→ WHAT YOU WILL DO:
Copy all lines of the listing that include the string "Elemente".

[Dataset records]
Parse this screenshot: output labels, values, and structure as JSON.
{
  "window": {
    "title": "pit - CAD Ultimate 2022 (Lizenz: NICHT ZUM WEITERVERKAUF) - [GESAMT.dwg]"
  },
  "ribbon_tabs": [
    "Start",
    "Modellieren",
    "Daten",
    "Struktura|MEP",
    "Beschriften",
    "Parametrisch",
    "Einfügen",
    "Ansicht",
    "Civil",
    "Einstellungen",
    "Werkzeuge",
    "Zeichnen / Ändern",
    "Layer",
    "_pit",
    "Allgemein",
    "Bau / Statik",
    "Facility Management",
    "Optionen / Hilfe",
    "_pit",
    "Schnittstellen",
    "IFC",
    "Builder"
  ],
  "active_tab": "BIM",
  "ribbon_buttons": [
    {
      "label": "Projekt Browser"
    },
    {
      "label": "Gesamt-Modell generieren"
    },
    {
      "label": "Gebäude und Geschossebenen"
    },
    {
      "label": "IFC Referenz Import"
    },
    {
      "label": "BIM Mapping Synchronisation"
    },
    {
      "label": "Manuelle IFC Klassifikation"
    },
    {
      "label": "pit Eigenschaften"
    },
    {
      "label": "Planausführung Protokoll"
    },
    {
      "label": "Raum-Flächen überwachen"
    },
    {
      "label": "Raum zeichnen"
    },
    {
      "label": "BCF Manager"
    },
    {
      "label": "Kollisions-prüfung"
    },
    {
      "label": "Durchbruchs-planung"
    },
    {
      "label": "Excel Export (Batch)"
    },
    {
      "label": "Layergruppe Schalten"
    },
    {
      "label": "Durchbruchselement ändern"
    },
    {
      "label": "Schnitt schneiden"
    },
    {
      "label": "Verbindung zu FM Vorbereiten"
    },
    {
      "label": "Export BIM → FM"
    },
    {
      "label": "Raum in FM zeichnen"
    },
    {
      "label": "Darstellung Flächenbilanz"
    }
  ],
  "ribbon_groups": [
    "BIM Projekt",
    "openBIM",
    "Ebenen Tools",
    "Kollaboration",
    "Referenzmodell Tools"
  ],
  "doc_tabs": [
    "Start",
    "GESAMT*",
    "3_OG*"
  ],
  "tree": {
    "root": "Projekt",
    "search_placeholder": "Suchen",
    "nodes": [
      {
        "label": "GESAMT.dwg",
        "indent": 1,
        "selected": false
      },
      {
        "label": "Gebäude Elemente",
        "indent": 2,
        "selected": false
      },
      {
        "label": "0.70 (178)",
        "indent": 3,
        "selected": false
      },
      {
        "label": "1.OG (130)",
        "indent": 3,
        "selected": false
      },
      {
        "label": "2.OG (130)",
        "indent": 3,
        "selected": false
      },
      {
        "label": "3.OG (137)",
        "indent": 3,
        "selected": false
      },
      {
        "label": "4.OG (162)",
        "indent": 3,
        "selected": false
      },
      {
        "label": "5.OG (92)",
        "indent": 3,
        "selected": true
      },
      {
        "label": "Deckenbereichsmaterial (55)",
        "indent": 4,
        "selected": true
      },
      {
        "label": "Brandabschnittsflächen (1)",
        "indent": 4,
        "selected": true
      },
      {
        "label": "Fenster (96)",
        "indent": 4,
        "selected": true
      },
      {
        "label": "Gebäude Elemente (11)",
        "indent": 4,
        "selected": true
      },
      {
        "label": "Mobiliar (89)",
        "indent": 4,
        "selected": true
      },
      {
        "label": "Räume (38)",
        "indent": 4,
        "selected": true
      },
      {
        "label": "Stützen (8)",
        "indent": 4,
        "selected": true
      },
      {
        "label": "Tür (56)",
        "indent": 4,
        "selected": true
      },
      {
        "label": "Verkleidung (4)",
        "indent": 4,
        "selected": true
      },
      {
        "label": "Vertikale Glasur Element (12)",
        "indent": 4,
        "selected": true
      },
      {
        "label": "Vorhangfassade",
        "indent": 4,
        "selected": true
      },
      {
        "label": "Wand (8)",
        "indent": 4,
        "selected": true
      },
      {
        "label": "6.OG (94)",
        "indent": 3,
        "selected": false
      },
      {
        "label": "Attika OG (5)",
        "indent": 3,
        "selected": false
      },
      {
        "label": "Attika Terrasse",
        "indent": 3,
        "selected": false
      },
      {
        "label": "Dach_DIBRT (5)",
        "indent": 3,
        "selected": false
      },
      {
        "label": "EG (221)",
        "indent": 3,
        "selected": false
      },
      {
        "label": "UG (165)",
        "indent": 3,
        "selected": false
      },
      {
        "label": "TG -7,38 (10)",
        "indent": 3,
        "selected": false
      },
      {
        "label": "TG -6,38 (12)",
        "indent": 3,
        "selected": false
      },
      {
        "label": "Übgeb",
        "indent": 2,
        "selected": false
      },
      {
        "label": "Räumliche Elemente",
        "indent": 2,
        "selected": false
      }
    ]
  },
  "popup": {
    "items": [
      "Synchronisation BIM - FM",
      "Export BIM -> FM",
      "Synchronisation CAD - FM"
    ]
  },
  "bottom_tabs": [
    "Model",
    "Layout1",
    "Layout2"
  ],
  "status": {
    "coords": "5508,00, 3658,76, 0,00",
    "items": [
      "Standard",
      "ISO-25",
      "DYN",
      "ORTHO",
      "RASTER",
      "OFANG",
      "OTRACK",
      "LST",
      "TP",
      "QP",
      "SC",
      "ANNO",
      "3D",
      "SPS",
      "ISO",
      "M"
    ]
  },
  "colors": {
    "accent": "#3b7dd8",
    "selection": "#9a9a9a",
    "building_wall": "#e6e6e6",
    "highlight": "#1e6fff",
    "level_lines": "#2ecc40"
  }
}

→ EXERCISE OUTPUT:
        "label": "Gebäude Elemente",
        "label": "Gebäude Elemente (11)",
        "label": "Räumliche Elemente",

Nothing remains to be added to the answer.